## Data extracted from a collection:
=====

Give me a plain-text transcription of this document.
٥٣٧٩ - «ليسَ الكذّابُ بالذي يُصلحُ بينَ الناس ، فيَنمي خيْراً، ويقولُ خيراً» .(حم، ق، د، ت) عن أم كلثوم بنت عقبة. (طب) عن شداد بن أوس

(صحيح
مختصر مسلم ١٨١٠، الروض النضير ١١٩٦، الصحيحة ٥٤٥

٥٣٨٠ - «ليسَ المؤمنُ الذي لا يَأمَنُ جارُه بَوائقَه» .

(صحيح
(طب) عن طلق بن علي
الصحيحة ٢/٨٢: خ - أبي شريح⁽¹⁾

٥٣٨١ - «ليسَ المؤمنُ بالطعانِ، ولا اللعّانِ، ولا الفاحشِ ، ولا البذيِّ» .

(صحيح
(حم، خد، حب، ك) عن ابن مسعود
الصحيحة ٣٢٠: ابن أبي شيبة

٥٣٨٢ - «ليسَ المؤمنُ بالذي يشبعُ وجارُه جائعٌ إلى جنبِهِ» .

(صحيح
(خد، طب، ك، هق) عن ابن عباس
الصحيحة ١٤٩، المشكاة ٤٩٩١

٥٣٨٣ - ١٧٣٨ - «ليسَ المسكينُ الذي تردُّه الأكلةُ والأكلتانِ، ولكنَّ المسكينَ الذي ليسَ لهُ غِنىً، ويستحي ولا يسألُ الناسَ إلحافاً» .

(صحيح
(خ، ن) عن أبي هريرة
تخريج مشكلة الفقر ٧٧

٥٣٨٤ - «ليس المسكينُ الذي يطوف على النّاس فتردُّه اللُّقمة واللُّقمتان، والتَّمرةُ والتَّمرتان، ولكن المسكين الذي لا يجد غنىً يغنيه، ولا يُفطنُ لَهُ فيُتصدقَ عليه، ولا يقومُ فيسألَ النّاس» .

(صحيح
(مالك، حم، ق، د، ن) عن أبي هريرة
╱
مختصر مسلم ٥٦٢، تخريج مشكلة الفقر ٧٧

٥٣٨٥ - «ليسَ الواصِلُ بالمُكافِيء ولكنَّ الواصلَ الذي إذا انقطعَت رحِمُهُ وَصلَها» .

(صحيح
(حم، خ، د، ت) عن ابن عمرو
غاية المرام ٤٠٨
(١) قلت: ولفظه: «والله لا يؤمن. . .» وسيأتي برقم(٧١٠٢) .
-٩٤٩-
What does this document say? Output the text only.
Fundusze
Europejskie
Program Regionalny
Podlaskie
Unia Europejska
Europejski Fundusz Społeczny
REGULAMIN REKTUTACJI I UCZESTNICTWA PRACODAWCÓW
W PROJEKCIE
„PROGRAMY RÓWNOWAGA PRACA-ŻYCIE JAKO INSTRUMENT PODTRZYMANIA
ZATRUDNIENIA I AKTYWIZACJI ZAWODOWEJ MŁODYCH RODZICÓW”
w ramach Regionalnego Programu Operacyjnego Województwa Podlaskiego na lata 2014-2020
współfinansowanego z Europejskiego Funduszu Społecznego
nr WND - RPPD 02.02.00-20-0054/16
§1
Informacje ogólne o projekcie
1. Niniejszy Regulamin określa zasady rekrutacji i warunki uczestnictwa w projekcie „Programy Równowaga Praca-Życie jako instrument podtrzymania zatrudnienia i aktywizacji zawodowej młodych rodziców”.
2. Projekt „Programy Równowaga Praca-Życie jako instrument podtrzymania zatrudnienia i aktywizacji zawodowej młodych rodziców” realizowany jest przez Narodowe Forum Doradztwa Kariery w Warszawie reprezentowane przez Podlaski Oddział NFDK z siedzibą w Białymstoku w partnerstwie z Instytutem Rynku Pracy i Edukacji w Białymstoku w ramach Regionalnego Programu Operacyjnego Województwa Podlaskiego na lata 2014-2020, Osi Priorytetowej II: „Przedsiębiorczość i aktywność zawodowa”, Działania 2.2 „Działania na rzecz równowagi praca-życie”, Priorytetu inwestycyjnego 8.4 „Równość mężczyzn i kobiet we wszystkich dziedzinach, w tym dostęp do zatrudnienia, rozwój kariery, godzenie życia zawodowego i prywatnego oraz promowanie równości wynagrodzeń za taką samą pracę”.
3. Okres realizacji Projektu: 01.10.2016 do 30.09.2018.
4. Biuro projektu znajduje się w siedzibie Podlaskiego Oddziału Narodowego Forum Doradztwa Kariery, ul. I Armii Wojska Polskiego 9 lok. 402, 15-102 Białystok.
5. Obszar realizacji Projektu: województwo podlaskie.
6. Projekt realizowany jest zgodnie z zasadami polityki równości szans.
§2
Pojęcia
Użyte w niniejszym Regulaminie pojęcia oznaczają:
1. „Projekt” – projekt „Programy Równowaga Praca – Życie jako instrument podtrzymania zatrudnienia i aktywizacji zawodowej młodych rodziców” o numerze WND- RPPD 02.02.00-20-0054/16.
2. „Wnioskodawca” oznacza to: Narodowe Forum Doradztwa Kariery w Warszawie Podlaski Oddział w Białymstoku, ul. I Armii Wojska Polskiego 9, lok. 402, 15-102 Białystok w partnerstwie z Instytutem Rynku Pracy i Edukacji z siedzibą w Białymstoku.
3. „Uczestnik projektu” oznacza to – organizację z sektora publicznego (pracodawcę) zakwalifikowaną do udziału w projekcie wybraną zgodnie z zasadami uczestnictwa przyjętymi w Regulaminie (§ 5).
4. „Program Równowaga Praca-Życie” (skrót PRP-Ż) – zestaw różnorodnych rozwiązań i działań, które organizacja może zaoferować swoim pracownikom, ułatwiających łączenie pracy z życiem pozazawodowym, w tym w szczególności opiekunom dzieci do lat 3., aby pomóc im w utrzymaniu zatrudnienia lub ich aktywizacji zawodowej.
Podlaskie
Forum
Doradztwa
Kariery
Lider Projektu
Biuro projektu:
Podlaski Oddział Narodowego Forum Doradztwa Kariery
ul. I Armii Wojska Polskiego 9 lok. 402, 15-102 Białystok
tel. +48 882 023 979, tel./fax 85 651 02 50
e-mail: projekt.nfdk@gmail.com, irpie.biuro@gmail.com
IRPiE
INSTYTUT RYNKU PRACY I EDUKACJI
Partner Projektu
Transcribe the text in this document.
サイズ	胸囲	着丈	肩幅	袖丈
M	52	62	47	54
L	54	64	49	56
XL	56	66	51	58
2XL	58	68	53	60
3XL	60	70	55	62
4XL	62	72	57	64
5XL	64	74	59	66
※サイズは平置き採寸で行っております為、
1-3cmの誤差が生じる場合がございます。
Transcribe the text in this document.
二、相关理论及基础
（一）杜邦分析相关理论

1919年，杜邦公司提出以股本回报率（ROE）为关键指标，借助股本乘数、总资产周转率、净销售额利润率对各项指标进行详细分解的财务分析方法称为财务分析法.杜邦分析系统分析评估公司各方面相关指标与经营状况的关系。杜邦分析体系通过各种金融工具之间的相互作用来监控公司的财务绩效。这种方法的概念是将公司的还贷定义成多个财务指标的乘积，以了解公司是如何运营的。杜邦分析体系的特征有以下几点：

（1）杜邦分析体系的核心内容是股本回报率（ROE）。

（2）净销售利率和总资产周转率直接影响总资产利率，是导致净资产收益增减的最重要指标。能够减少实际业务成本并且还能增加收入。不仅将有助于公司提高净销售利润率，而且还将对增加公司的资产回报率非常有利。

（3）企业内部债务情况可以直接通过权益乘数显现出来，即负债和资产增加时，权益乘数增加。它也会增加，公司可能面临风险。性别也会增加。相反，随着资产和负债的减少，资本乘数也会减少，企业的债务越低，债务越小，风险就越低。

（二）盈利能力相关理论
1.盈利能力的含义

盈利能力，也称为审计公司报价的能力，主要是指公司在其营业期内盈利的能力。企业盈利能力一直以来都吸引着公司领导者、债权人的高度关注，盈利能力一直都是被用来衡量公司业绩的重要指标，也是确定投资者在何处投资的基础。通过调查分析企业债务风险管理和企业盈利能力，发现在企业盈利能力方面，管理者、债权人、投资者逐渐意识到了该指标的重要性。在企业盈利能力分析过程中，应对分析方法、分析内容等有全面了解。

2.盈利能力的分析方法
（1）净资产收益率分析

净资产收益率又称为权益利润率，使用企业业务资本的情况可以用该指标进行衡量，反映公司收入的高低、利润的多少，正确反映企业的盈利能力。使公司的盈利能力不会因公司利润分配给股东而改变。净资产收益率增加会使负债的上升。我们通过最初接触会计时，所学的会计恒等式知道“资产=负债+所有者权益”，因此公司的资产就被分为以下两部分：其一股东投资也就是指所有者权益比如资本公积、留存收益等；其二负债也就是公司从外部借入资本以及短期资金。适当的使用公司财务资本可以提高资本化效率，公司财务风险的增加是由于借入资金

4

=====

## EXERCISE BRIEF:
Locate all lines that include the word "مختصر" and copy them out.

## TASK SOLUTION:
مختصر مسلم ١٨١٠، الروض النضير ١١٩٦، الصحيحة ٥٤٥
مختصر مسلم ٥٦٢، تخريج مشكلة الفقر ٧٧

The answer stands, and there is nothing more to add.